▶ AIM:
Repeat all of the material below exactly as written, images excluded.
■ ■ ■
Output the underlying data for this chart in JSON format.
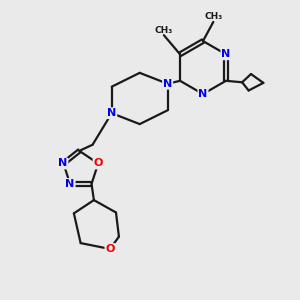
{
  "background_color": "#eaeaea",
  "figure_size": [
    3.0,
    3.0
  ],
  "dpi": 100,
  "bond_color": "#1a1a1a",
  "bond_width": 1.6,
  "atom_colors": {
    "N": "#0000ee",
    "O": "#ee0000",
    "C": "#1a1a1a"
  }
}
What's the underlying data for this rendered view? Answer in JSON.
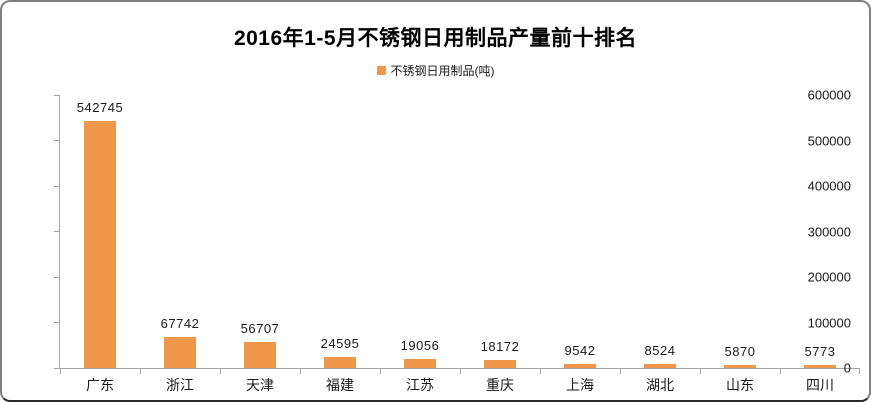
{
  "chart_data": {
    "type": "bar",
    "title": "2016年1-5月不锈钢日用制品产量前十排名",
    "legend": "不锈钢日用制品(吨)",
    "categories": [
      "广东",
      "浙江",
      "天津",
      "福建",
      "江苏",
      "重庆",
      "上海",
      "湖北",
      "山东",
      "四川"
    ],
    "values": [
      542745,
      67742,
      56707,
      24595,
      19056,
      18172,
      9542,
      8524,
      5870,
      5773
    ],
    "xlabel": "",
    "ylabel": "",
    "ylim": [
      0,
      600000
    ],
    "ytick_step": 100000,
    "ytick_labels": [
      "0",
      "100000",
      "200000",
      "300000",
      "400000",
      "500000",
      "600000"
    ],
    "grid": false,
    "legend_position": "top-center",
    "bar_color": "#f0964b",
    "axis_color": "#a6a6a6"
  }
}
■ ■ ■
▶ OUTPUT FOR THIS EXERCISE:
Output the underlying data for this chart in JSON format.
{
  "background_color": "#eaeaea",
  "figure_size": [
    3.0,
    3.0
  ],
  "dpi": 100,
  "bond_color": "#1a1a1a",
  "bond_width": 1.6,
  "atom_colors": {
    "N": "#0000ee",
    "O": "#ee0000",
    "C": "#1a1a1a"
  }
}
What's the underlying data for this rendered view? Answer in JSON.
{
  "chart_data": {
    "type": "bar",
    "title": "2016年1-5月不锈钢日用制品产量前十排名",
    "legend": "不锈钢日用制品(吨)",
    "categories": [
      "广东",
      "浙江",
      "天津",
      "福建",
      "江苏",
      "重庆",
      "上海",
      "湖北",
      "山东",
      "四川"
    ],
    "values": [
      542745,
      67742,
      56707,
      24595,
      19056,
      18172,
      9542,
      8524,
      5870,
      5773
    ],
    "xlabel": "",
    "ylabel": "",
    "ylim": [
      0,
      600000
    ],
    "ytick_step": 100000,
    "ytick_labels": [
      "0",
      "100000",
      "200000",
      "300000",
      "400000",
      "500000",
      "600000"
    ],
    "grid": false,
    "legend_position": "top-center",
    "bar_color": "#f0964b",
    "axis_color": "#a6a6a6"
  }
}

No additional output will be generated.